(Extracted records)
+ + + +

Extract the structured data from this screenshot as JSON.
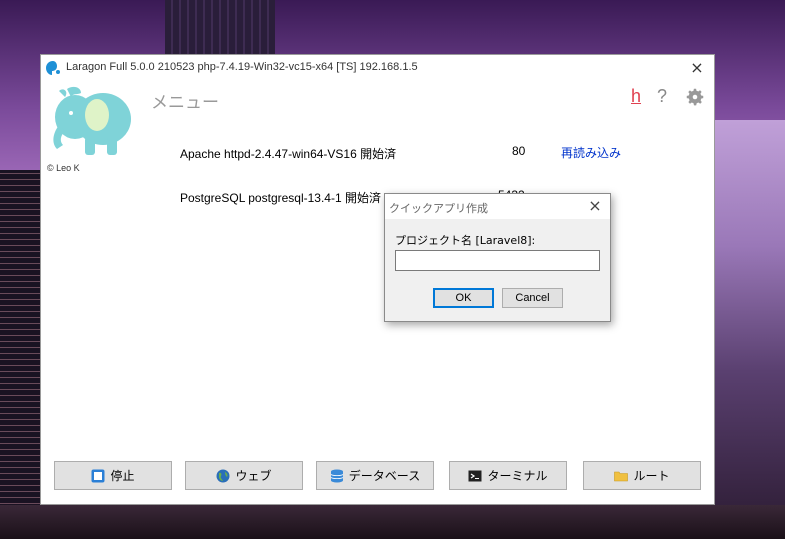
{
  "window": {
    "title": "Laragon Full 5.0.0 210523 php-7.4.19-Win32-vc15-x64 [TS]  192.168.1.5",
    "close_icon": "×"
  },
  "header": {
    "menu_title": "メニュー",
    "credit": "© Leo K",
    "h_icon": "h",
    "help_icon": "?"
  },
  "services": [
    {
      "name": "Apache httpd-2.4.47-win64-VS16 開始済",
      "port": "80",
      "action": "再読み込み"
    },
    {
      "name": "PostgreSQL postgresql-13.4-1 開始済",
      "port": "5432"
    }
  ],
  "buttons": {
    "stop": "停止",
    "web": "ウェブ",
    "database": "データベース",
    "terminal": "ターミナル",
    "root": "ルート"
  },
  "dialog": {
    "title": "クイックアプリ作成",
    "label": "プロジェクト名 [Laravel8]:",
    "input_value": "",
    "ok": "OK",
    "cancel": "Cancel",
    "close_icon": "×"
  },
  "colors": {
    "accent": "#0078d7",
    "link": "#0033cc",
    "h_icon": "#e04050",
    "logo": "#7fd3d8"
  }
}
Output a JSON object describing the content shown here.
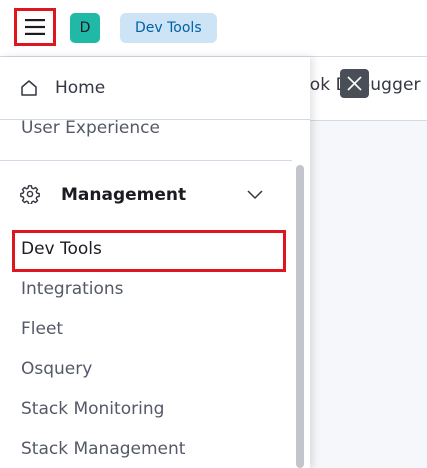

+ + + +

- **PROBLEM REQUIREMENTS**: Reproduce each line of the records exactly, and omit every picture.

- **TASK OUTPUT**:
Extract the structured data from this screenshot as JSON.
{
  "window": {
    "title": "Laragon Full 5.0.0 210523 php-7.4.19-Win32-vc15-x64 [TS]  192.168.1.5",
    "close_icon": "×"
  },
  "header": {
    "menu_title": "メニュー",
    "credit": "© Leo K",
    "h_icon": "h",
    "help_icon": "?"
  },
  "services": [
    {
      "name": "Apache httpd-2.4.47-win64-VS16 開始済",
      "port": "80",
      "action": "再読み込み"
    },
    {
      "name": "PostgreSQL postgresql-13.4-1 開始済",
      "port": "5432"
    }
  ],
  "buttons": {
    "stop": "停止",
    "web": "ウェブ",
    "database": "データベース",
    "terminal": "ターミナル",
    "root": "ルート"
  },
  "dialog": {
    "title": "クイックアプリ作成",
    "label": "プロジェクト名 [Laravel8]:",
    "input_value": "",
    "ok": "OK",
    "cancel": "Cancel",
    "close_icon": "×"
  },
  "colors": {
    "accent": "#0078d7",
    "link": "#0033cc",
    "h_icon": "#e04050",
    "logo": "#7fd3d8"
  }
}
Output a JSON object describing the content shown here.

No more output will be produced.